┌─ ENTRIES SUPPLIED

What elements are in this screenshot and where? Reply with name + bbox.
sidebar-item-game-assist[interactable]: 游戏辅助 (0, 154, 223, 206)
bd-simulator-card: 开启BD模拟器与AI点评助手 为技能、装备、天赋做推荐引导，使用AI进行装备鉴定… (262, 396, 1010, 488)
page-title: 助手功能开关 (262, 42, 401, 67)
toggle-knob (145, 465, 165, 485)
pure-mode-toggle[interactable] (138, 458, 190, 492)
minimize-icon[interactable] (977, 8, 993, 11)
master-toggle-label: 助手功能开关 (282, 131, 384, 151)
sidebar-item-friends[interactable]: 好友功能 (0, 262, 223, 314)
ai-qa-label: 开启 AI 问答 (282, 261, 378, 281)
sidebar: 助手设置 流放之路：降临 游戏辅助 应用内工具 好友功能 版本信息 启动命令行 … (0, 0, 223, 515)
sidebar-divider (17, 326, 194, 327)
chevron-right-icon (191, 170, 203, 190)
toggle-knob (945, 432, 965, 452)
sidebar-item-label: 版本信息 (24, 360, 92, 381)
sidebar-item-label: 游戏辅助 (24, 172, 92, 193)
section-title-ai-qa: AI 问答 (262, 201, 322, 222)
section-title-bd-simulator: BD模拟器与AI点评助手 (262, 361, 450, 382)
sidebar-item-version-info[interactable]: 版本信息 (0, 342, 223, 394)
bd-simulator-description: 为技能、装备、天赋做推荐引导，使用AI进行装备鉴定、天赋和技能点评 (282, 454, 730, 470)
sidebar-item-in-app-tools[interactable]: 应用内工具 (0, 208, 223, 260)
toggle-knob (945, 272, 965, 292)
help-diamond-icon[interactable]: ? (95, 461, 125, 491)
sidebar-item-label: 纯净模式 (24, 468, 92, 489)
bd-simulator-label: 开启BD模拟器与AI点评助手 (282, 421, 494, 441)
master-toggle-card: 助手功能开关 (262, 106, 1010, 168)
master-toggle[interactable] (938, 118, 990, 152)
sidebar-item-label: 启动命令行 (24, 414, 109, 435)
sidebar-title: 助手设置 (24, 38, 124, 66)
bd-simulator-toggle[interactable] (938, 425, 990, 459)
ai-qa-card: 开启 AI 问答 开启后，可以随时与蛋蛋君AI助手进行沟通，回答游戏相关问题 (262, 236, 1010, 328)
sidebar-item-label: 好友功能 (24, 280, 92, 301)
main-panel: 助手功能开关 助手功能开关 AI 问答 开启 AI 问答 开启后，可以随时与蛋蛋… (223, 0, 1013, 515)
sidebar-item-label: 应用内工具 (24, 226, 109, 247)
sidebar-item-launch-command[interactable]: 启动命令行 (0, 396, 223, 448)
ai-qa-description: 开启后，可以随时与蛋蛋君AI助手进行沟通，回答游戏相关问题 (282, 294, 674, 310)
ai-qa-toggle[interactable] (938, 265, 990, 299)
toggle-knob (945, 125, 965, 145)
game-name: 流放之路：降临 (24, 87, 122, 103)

└─
┌─ ENTRIES SUPPLIED

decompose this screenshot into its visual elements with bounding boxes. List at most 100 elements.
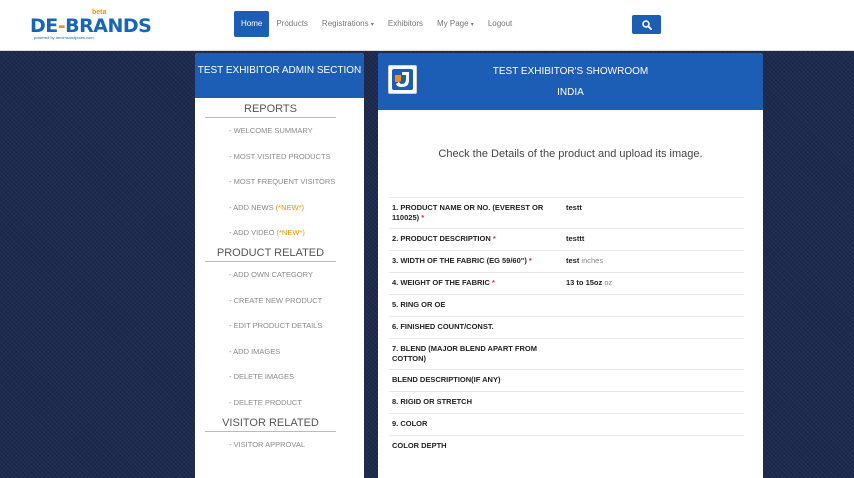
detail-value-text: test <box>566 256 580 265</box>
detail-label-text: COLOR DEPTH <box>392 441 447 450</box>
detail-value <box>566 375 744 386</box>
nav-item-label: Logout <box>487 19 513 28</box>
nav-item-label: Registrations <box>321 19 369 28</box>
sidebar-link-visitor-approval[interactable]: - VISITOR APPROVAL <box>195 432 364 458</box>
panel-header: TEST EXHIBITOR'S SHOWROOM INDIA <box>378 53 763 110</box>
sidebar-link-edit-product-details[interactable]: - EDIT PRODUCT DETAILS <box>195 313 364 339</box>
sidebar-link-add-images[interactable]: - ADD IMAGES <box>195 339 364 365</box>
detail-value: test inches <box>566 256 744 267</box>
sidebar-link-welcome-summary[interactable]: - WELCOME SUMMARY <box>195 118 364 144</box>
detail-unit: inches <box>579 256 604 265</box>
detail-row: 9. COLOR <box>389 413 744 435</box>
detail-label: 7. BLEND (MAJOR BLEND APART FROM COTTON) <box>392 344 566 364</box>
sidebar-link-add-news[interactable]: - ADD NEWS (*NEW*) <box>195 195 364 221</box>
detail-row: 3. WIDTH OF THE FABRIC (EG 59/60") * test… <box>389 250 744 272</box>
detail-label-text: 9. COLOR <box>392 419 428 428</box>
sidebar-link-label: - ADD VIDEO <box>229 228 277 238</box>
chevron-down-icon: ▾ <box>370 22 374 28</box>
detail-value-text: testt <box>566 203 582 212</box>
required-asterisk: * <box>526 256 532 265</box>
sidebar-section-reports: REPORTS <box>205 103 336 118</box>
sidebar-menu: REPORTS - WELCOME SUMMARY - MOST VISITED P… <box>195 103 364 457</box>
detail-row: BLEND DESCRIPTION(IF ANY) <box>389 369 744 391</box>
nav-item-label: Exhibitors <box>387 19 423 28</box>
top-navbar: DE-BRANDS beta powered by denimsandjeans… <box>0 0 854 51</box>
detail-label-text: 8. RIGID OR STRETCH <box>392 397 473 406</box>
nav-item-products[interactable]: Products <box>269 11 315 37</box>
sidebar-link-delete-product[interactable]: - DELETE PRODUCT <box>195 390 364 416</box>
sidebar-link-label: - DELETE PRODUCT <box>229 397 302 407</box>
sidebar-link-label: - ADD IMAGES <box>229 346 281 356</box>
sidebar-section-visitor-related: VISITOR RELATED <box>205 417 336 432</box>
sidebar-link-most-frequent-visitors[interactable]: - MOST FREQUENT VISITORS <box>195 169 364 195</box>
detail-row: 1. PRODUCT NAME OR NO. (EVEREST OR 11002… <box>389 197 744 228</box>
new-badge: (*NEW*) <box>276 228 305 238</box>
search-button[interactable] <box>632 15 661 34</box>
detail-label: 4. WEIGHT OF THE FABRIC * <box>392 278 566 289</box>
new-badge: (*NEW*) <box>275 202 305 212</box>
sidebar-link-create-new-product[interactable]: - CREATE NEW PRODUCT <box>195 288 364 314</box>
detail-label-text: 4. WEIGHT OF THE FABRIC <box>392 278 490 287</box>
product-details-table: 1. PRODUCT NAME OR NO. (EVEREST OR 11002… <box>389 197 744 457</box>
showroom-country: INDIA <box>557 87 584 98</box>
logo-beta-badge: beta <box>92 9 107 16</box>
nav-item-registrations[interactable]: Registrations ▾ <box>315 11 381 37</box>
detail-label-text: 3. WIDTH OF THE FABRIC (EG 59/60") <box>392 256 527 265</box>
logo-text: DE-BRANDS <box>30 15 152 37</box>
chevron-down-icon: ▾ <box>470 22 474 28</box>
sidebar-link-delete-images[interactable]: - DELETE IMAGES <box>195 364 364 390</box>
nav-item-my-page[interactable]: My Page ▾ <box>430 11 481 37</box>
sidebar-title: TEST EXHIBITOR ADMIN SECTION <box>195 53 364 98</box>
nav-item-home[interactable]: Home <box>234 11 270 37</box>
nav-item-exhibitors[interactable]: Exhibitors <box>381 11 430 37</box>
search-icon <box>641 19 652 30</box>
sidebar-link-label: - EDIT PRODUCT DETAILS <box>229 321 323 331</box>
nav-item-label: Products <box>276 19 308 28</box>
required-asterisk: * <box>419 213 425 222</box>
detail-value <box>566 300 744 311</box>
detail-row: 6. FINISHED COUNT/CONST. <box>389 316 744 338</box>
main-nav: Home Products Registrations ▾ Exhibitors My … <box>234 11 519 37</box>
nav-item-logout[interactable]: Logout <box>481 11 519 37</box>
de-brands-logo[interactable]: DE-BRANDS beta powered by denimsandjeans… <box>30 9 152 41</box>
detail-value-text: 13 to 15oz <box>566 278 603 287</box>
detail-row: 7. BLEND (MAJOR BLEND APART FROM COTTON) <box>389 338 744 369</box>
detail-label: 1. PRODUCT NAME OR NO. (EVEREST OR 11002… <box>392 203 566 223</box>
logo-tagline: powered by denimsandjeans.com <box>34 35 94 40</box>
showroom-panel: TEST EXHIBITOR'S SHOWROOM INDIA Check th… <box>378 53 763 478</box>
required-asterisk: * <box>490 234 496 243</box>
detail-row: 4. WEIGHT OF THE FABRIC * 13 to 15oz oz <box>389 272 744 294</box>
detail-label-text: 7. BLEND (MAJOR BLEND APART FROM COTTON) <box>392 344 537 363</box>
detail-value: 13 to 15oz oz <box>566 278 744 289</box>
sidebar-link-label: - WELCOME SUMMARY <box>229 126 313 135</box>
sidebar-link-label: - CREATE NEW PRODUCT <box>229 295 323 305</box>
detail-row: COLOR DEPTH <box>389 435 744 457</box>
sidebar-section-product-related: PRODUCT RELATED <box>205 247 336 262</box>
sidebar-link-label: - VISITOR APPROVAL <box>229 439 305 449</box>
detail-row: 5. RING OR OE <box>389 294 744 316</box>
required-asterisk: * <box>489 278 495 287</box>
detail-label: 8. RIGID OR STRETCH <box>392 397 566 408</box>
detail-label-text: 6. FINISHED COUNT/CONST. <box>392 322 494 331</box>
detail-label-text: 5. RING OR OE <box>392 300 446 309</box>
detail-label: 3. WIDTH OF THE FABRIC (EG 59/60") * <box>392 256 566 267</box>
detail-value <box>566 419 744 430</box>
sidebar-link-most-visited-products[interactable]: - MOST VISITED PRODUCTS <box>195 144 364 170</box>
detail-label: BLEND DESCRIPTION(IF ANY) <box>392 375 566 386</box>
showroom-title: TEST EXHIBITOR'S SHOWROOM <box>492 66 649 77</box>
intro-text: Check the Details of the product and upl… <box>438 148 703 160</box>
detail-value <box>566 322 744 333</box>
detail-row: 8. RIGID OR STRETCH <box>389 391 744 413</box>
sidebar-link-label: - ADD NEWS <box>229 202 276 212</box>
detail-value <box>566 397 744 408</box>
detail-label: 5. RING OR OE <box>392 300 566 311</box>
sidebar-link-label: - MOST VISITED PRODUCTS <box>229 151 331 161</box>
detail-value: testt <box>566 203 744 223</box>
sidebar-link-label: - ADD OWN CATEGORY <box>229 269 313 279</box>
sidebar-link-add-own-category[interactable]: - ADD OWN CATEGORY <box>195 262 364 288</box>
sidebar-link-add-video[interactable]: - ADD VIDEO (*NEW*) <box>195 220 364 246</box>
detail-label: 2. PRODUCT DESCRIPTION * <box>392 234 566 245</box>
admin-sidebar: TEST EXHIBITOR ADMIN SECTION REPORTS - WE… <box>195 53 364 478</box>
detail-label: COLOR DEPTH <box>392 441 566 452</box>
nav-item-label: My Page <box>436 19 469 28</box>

└─

Repeat the data verbatim, beginning at the line that contains "What elements are" and stopping after the line that contains "master-toggle-label: 助手功能开关 (282, 131, 384, 151)".

What elements are in this screenshot and where? Reply with name + bbox.
sidebar-item-game-assist[interactable]: 游戏辅助 (0, 154, 223, 206)
bd-simulator-card: 开启BD模拟器与AI点评助手 为技能、装备、天赋做推荐引导，使用AI进行装备鉴定… (262, 396, 1010, 488)
page-title: 助手功能开关 (262, 42, 401, 67)
toggle-knob (145, 465, 165, 485)
pure-mode-toggle[interactable] (138, 458, 190, 492)
minimize-icon[interactable] (977, 8, 993, 11)
master-toggle-label: 助手功能开关 (282, 131, 384, 151)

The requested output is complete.